**Page excerpt:**
Amadou Ciss

Personal information
- Full name: Amadou Ciss
- Date of birth: 10 April 1999 (age 27)
- Place of birth: Guédiawaye, Senegal
- Height: 1.86 m (6 ft 1 in)
- Position: Midfielder

Team information
- Current team: Al-Arabi
- Number: 20

Youth career
- Pau

Senior career*
- Years: Team / Apps / (Gls)
- 2017–2018: Pau / 24 / (2)
- 2017–2018: Pau II / 3 / (1)
- 2018–2020: Fortuna Sittard / 32 / (6)
- 2020–2024: Amiens / 37 / (3)
- 2021–2024: Amiens B / 1 / (0)
- 2022: → Adanaspor (loan) / 14 / (6)
- 2022–2023: → AEL Limassol (loan) / 16 / (0)
- 2024–2025: Adanaspor / 42 / (6)

**Task set:**
1. From the Amadou Ciss profile, return the text from "Senior career*" up to and including "Adanaspor / 42 / (6)".
2. Please list every distinct team named in the senior career section of the Amadou Ciss profile, counting each team only once.
3. Continue the Amadou Ciss profile from its last line.
The items that come next have no connection to the Amadou Ciss profile.

[Document layout analysis data]
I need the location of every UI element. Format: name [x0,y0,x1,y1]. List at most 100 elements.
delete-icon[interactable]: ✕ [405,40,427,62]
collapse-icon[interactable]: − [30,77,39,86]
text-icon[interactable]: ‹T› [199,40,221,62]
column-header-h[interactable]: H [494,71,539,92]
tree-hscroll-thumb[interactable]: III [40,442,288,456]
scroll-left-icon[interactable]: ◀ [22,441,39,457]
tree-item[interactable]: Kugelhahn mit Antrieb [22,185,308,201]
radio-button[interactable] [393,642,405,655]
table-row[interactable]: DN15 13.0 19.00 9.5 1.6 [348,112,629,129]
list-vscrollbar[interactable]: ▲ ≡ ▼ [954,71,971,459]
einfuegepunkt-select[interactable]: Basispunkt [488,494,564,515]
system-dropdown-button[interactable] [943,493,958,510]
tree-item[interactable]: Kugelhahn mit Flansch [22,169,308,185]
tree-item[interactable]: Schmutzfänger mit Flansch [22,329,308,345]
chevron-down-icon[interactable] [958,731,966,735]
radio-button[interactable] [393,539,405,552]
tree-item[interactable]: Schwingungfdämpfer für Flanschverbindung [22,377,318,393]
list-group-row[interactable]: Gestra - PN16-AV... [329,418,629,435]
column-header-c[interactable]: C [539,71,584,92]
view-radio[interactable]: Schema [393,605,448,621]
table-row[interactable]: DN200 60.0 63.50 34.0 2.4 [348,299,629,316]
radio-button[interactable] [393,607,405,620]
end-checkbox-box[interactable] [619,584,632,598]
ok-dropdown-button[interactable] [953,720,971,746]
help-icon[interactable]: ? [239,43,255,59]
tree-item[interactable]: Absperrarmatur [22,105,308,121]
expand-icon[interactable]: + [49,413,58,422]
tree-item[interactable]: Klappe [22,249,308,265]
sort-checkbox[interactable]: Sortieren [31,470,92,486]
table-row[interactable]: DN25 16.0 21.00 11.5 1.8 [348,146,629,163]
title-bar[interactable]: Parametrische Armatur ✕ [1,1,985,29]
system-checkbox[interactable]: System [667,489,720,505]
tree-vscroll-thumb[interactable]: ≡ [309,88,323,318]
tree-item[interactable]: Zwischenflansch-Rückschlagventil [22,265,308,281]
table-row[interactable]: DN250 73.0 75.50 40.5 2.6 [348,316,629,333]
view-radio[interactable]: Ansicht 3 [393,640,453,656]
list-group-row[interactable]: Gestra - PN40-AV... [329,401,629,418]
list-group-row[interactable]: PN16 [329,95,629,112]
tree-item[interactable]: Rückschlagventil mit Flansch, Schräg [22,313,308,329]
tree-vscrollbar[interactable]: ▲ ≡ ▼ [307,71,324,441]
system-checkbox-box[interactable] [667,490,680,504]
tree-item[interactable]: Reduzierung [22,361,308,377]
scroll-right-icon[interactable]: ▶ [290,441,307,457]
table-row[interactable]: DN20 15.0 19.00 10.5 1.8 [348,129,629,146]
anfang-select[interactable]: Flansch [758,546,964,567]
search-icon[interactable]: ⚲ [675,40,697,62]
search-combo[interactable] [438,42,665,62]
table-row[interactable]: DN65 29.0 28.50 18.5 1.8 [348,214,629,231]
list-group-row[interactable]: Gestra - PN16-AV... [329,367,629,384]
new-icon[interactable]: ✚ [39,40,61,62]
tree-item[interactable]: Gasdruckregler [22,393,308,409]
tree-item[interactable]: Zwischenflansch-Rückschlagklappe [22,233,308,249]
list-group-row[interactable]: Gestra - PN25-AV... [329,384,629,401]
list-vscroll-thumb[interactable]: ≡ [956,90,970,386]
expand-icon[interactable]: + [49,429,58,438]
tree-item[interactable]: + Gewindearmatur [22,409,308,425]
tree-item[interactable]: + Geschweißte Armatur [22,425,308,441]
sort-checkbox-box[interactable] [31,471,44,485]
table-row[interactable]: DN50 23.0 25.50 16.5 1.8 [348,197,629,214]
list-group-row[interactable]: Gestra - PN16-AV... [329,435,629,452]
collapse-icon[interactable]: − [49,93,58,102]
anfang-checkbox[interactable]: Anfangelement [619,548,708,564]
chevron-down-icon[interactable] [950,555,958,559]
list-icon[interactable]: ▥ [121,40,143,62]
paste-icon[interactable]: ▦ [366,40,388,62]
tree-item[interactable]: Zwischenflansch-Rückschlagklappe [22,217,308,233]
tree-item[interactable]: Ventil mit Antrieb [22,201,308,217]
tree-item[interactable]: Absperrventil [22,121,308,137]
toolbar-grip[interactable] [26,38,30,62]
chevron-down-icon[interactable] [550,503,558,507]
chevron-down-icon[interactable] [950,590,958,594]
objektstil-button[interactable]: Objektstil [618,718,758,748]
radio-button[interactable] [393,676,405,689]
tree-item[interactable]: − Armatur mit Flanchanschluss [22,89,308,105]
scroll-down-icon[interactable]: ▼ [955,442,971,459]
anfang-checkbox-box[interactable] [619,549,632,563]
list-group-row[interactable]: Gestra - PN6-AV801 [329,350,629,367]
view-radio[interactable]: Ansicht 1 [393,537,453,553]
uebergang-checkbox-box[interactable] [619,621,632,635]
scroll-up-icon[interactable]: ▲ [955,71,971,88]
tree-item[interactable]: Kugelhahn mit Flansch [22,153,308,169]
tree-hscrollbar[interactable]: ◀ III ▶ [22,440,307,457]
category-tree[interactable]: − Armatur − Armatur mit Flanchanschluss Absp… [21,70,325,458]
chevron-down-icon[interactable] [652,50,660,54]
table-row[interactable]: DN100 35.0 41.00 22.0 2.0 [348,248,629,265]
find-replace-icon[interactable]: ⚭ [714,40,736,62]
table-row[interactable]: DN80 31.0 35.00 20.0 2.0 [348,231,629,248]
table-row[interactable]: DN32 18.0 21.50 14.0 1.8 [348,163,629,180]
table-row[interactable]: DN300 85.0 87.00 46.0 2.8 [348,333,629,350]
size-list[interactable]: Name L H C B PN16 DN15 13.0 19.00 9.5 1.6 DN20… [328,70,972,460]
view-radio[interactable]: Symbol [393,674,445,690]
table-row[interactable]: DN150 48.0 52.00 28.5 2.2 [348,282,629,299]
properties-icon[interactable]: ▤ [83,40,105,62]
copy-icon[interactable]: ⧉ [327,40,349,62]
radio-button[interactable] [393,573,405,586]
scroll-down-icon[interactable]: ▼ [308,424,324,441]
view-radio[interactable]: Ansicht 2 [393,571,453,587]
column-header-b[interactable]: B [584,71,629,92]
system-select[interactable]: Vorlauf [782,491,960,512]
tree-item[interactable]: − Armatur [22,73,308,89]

**Your responses:**
1.
Senior career*
- Years: Team / Apps / (Gls)
- 2017–2018: Pau / 24 / (2)
- 2017–2018: Pau II / 3 / (1)
- 2018–2020: Fortuna Sittard / 32 / (6)
- 2020–2024: Amiens / 37 / (3)
- 2021–2024: Amiens B / 1 / (0)
- 2022: → Adanaspor (loan) / 14 / (6)
- 2022–2023: → AEL Limassol (loan) / 16 / (0)
- 2024–2025: Adanaspor / 42 / (6)

2. Pau, Pau II, Fortuna Sittard, Amiens, Amiens B, Adanaspor, AEL Limassol

3.
- 2025–: Al-Arabi / 3 / (1)

International career
- 2018–2019: Senegal U20 / 8 / (1)

= Amadou Ciss =

Senegalese footballer

Amadou Ciss (born 10 April 1999) is a Senegalese professional footballer who plays for Saudi club Al-Arabi.

==Club career==
On 8 February 2022, Ciss signed with Adanaspor in Turkey.

On 4 September 2025, Ciss joined Saudi First Division League club Al-Arabi.